Short problem: In the data below, find each line containing the string "type" and return it.

Available data:
******

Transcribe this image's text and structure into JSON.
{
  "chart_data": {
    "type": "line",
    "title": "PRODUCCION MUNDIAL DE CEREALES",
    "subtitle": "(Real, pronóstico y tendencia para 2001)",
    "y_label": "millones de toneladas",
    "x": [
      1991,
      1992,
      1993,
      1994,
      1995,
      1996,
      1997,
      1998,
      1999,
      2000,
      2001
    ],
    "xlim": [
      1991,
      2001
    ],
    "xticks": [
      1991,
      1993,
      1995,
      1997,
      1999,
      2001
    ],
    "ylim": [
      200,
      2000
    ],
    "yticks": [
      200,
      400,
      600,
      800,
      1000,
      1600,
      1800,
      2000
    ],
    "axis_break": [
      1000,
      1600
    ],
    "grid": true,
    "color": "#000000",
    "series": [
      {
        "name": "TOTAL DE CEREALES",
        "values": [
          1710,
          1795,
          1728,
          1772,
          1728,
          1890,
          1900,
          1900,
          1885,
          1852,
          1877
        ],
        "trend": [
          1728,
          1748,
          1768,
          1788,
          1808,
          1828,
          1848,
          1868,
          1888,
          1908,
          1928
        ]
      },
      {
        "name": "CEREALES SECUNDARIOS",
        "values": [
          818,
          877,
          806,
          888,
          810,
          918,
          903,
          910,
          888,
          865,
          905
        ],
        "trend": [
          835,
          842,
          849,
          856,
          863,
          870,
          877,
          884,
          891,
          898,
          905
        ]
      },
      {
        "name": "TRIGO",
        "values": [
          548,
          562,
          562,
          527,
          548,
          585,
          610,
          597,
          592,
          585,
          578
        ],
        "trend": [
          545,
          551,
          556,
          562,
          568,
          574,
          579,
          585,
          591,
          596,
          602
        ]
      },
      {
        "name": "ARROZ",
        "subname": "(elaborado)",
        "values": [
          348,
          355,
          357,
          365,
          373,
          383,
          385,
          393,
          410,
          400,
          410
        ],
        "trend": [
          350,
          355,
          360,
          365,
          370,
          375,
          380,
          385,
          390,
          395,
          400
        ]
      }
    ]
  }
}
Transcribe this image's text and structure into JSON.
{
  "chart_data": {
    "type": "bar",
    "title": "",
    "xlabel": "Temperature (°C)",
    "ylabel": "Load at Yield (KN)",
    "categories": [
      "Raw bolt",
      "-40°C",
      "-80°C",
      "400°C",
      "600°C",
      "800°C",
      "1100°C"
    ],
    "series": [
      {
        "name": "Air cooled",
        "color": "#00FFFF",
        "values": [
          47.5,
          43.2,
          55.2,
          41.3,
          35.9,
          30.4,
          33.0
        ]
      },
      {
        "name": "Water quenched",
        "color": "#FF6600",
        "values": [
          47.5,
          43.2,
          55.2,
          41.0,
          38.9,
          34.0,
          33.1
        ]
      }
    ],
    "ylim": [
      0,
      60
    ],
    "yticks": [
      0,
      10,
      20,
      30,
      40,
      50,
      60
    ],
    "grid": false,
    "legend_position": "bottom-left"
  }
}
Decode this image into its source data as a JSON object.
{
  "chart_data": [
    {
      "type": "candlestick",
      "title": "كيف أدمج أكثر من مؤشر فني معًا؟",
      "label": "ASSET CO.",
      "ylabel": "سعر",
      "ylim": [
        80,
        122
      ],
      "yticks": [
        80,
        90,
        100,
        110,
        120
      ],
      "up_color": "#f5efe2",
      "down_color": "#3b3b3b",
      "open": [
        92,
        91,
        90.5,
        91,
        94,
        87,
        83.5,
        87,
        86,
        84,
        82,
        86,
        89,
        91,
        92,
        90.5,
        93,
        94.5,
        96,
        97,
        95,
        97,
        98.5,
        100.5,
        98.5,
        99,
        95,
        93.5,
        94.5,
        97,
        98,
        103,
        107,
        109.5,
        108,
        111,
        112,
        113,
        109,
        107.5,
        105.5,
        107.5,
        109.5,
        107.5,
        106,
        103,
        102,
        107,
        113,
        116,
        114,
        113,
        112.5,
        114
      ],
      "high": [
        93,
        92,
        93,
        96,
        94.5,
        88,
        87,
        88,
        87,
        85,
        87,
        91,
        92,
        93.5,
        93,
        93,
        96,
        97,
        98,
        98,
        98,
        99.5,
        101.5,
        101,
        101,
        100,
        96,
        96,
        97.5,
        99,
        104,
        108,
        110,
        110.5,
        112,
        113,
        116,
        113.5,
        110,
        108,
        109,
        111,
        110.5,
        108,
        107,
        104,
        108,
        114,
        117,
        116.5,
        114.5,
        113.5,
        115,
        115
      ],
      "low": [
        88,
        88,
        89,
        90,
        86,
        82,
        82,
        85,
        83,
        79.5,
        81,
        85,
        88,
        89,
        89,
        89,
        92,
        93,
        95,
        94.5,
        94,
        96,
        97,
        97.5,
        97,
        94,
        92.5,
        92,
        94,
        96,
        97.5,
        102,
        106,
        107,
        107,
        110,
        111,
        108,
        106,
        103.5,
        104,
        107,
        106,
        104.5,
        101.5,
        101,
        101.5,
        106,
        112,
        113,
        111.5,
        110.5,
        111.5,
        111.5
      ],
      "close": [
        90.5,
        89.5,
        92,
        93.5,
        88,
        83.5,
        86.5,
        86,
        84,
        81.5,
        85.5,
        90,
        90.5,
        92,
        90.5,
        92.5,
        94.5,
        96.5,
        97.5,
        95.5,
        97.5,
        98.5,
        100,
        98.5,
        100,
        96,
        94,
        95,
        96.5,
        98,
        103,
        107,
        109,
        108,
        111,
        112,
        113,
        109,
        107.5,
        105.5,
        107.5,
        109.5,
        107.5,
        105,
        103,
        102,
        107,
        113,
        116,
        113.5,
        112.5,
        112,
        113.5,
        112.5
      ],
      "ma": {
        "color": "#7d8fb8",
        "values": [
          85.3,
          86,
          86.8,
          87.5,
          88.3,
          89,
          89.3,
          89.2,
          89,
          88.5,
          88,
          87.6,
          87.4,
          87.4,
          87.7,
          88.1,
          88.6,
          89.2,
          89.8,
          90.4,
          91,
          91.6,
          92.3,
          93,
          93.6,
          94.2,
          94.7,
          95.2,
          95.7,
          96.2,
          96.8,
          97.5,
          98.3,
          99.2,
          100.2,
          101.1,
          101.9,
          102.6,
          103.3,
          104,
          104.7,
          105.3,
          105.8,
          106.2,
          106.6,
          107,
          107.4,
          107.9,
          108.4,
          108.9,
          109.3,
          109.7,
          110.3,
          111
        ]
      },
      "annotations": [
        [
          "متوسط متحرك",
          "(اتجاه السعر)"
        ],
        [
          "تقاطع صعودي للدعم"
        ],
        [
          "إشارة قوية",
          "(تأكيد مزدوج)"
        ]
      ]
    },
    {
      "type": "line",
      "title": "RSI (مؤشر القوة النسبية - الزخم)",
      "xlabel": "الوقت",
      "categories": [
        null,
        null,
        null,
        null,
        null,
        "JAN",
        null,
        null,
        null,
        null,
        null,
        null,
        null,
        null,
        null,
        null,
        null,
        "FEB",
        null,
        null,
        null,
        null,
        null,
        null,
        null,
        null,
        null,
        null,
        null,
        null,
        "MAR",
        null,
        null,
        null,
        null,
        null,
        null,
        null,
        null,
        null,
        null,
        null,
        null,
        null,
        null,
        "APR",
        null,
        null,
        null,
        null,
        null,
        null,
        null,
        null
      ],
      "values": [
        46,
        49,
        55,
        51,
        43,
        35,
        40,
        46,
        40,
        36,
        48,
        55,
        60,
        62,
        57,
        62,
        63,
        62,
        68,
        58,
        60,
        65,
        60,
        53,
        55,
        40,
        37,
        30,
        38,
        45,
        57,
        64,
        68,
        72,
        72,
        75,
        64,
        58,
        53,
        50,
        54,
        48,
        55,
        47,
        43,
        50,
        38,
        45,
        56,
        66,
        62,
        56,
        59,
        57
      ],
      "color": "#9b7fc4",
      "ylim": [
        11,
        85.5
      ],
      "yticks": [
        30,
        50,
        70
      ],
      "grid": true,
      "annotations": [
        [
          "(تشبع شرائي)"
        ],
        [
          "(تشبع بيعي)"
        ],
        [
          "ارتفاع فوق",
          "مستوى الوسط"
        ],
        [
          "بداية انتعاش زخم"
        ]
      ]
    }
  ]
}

******

Output of the exercise:
    "type": "line",
    "type": "bar",
      "type": "candlestick",
      "type": "line",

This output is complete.